*Exercise aim*
Please reproduce the records from the line containing "Give me the" through the line containing "- data-point: [80, 229, 89, 238]", inclusive, with "x-tick-label" changed to "x-axis-tick-label" and everything else unchanged. Leave the pictures out of your answer.

*Records for this task*

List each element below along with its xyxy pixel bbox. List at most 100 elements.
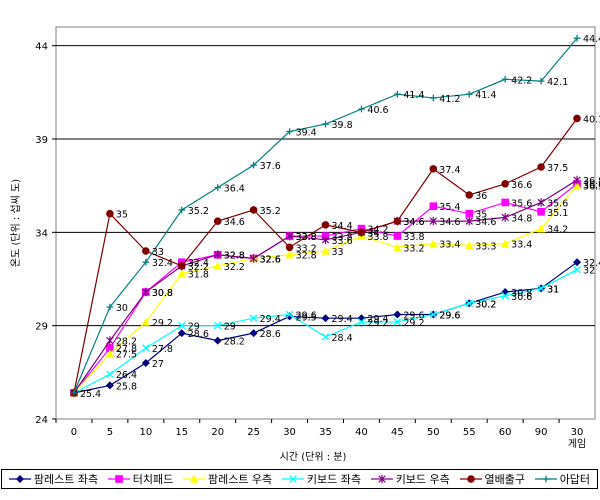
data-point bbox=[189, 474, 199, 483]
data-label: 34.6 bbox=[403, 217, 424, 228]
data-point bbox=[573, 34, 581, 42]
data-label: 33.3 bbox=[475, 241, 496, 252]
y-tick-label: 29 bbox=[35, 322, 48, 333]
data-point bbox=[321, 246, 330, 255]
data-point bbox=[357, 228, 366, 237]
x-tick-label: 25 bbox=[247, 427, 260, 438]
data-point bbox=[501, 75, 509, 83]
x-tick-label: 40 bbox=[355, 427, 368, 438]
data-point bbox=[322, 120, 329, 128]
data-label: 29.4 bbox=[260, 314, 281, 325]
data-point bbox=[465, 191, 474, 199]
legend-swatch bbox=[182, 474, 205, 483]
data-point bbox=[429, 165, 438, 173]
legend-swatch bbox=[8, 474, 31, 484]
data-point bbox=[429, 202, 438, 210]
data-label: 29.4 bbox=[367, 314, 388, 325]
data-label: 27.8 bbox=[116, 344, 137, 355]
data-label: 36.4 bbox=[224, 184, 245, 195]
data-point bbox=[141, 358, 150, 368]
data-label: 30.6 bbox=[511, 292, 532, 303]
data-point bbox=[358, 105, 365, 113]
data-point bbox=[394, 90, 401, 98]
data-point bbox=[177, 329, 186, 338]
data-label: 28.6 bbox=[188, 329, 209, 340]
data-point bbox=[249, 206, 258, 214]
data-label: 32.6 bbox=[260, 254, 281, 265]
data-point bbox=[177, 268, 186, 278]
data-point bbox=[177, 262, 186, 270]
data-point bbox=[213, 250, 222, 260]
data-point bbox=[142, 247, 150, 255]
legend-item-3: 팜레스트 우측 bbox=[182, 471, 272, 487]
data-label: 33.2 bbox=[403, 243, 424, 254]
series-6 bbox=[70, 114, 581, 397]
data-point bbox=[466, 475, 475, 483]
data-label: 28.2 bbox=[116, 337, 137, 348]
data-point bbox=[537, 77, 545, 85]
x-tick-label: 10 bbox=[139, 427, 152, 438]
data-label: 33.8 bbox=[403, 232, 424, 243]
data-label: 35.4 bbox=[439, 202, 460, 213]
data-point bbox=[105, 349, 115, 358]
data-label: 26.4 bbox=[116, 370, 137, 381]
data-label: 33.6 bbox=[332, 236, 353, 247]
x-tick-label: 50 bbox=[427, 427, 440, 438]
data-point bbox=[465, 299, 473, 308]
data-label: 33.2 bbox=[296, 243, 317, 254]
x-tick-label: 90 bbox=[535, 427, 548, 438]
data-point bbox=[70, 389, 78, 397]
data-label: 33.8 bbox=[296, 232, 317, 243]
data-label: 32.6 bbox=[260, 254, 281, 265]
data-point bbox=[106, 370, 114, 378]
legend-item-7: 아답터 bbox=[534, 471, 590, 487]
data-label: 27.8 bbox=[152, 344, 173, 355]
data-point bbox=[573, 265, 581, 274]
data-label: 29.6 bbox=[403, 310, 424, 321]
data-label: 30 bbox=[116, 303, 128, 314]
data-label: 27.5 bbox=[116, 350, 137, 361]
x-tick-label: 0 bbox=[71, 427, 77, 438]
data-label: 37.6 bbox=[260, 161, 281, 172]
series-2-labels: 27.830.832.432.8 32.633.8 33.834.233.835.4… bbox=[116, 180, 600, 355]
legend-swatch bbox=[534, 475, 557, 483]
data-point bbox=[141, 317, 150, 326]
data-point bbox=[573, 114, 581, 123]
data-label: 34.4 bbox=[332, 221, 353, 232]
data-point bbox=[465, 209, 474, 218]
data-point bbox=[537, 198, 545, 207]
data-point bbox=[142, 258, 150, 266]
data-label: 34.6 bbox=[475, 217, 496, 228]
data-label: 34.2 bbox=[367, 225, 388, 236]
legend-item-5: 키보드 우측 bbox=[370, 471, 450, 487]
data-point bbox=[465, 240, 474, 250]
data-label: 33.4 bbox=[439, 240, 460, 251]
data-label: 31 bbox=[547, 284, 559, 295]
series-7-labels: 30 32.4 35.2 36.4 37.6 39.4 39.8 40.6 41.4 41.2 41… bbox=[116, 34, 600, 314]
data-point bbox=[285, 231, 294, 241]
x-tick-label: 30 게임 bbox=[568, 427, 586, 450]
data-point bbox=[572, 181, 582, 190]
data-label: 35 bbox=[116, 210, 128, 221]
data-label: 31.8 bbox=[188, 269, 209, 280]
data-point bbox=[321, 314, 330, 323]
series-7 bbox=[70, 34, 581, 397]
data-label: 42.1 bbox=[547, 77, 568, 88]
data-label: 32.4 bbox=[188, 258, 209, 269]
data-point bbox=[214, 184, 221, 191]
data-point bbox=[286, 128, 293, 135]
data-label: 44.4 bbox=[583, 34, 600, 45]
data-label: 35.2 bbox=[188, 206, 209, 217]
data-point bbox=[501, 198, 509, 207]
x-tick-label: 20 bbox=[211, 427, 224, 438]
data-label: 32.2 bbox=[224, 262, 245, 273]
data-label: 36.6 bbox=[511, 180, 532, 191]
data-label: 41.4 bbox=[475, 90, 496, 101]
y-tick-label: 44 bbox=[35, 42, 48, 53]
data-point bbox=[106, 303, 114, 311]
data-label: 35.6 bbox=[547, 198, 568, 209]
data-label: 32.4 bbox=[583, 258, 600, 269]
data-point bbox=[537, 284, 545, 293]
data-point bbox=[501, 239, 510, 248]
--
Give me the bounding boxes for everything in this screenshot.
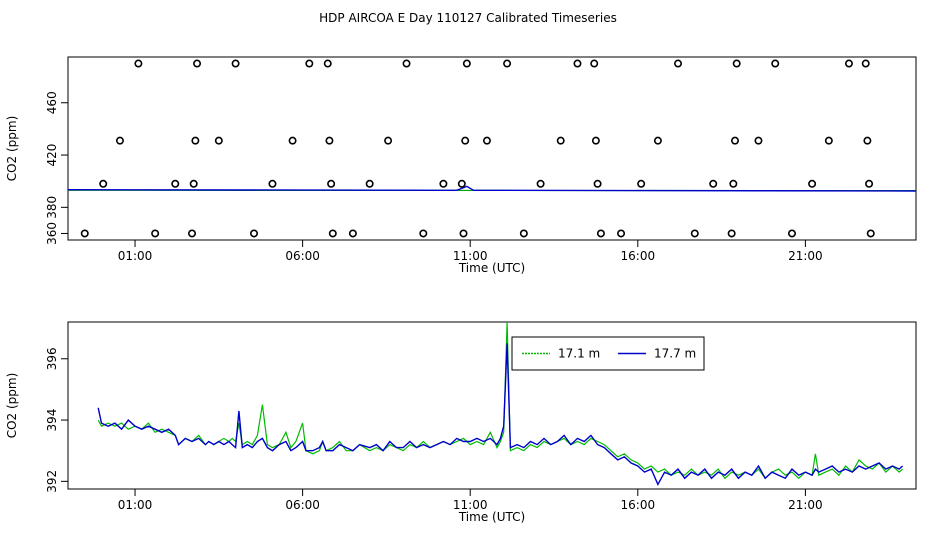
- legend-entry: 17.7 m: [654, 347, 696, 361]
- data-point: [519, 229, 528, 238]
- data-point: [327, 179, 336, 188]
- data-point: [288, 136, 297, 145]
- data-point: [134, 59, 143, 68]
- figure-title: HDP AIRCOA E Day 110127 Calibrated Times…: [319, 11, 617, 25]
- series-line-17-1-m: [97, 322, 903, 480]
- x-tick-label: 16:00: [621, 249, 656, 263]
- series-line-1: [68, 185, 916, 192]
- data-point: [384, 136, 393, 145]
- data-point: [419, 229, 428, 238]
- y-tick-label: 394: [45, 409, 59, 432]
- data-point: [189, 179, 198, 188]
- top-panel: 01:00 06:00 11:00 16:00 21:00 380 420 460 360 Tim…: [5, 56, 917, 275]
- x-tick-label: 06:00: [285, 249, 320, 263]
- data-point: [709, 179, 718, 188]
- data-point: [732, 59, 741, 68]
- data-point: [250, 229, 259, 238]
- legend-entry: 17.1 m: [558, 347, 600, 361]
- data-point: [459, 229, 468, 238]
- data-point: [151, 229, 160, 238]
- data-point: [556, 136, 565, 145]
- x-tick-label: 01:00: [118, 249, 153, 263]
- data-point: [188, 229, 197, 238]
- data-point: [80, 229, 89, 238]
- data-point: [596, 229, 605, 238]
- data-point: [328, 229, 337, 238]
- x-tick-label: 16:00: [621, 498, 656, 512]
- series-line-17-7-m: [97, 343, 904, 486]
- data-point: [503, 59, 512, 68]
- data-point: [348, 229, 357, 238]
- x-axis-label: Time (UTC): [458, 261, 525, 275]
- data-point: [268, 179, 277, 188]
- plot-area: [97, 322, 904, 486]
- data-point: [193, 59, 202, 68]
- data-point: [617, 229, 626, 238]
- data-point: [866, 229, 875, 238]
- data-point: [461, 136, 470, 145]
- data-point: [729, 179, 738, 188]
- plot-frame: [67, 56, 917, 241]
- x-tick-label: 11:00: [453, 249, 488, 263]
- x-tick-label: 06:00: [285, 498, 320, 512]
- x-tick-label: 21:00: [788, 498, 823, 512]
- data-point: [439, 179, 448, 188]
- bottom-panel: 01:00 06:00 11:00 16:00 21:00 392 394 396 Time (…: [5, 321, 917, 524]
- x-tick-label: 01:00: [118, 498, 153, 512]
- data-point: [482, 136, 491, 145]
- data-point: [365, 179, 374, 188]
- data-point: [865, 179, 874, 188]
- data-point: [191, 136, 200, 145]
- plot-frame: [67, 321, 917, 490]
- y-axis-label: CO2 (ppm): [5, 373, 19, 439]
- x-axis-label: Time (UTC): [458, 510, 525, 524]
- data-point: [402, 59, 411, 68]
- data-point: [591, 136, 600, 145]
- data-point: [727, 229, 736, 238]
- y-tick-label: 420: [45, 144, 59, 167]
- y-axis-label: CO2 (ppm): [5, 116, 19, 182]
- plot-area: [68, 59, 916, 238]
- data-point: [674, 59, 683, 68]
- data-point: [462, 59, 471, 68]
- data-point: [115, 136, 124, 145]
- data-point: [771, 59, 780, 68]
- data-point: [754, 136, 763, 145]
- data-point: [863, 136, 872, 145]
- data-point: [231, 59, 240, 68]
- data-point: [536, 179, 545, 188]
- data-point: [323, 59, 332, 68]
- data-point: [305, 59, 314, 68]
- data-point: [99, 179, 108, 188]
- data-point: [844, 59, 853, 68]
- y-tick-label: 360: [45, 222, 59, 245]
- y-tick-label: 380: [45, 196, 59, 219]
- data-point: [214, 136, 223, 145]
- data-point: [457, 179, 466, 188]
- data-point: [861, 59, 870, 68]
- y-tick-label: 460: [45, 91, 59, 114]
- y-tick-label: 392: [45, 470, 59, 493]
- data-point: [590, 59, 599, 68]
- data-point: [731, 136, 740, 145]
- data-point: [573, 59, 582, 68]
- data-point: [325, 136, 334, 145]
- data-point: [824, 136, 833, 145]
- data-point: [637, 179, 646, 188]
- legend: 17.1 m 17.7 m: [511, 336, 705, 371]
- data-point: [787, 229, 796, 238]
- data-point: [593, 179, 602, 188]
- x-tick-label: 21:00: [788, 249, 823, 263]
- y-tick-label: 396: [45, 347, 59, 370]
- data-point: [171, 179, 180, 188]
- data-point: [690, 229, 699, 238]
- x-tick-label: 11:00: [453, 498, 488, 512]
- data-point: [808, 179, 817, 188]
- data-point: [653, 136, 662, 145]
==
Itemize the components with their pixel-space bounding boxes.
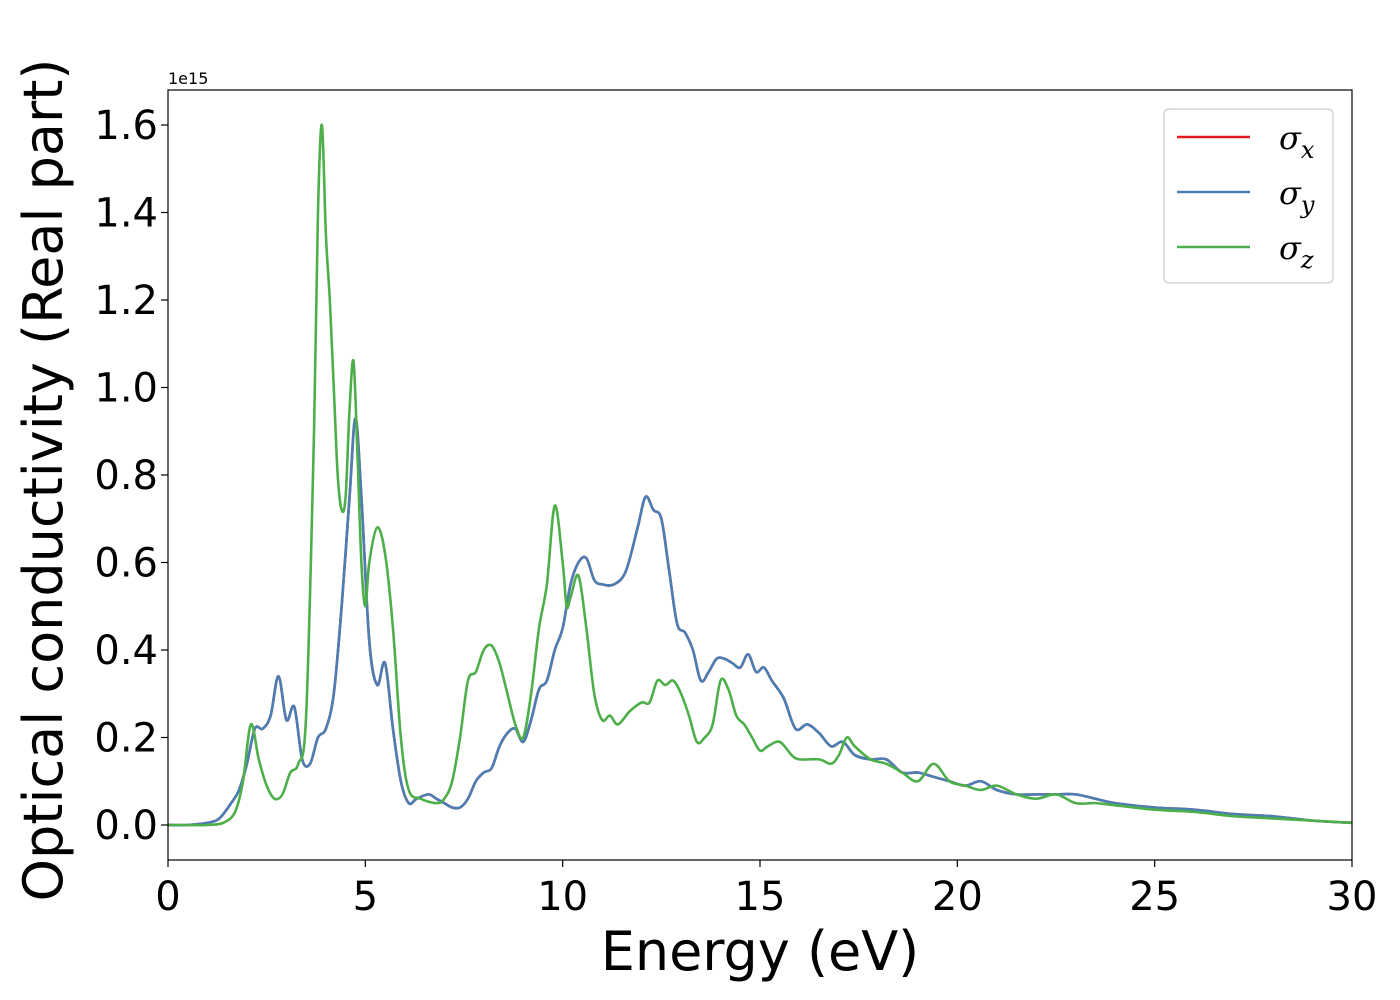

*The completed task*
Give me the bounding boxes for everything in this screenshot.
- legend-entry: 17.7 m: [654, 347, 696, 361]
- data-point: [519, 229, 528, 238]
- data-point: [327, 179, 336, 188]
- data-point: [288, 136, 297, 145]
- data-point: [134, 59, 143, 68]
- figure-title: HDP AIRCOA E Day 110127 Calibrated Times…: [319, 11, 617, 25]
- series-line-17-1-m: [97, 322, 903, 480]
- x-axis-tick-label: 16:00: [621, 249, 656, 263]
- series-line-1: [68, 185, 916, 192]
- data-point: [384, 136, 393, 145]
- data-point: [419, 229, 428, 238]
- y-tick-label: 394: [45, 409, 59, 432]
- data-point: [189, 179, 198, 188]
- top-panel: 01:00 06:00 11:00 16:00 21:00 380 420 460 360 Tim…: [5, 56, 917, 275]
- x-axis-tick-label: 06:00: [285, 249, 320, 263]
- data-point: [709, 179, 718, 188]
- data-point: [732, 59, 741, 68]
- data-point: [250, 229, 259, 238]
- legend-entry: 17.1 m: [558, 347, 600, 361]
- data-point: [459, 229, 468, 238]
- data-point: [151, 229, 160, 238]
- data-point: [556, 136, 565, 145]
- x-axis-tick-label: 01:00: [118, 249, 153, 263]
- data-point: [188, 229, 197, 238]
- data-point: [80, 229, 89, 238]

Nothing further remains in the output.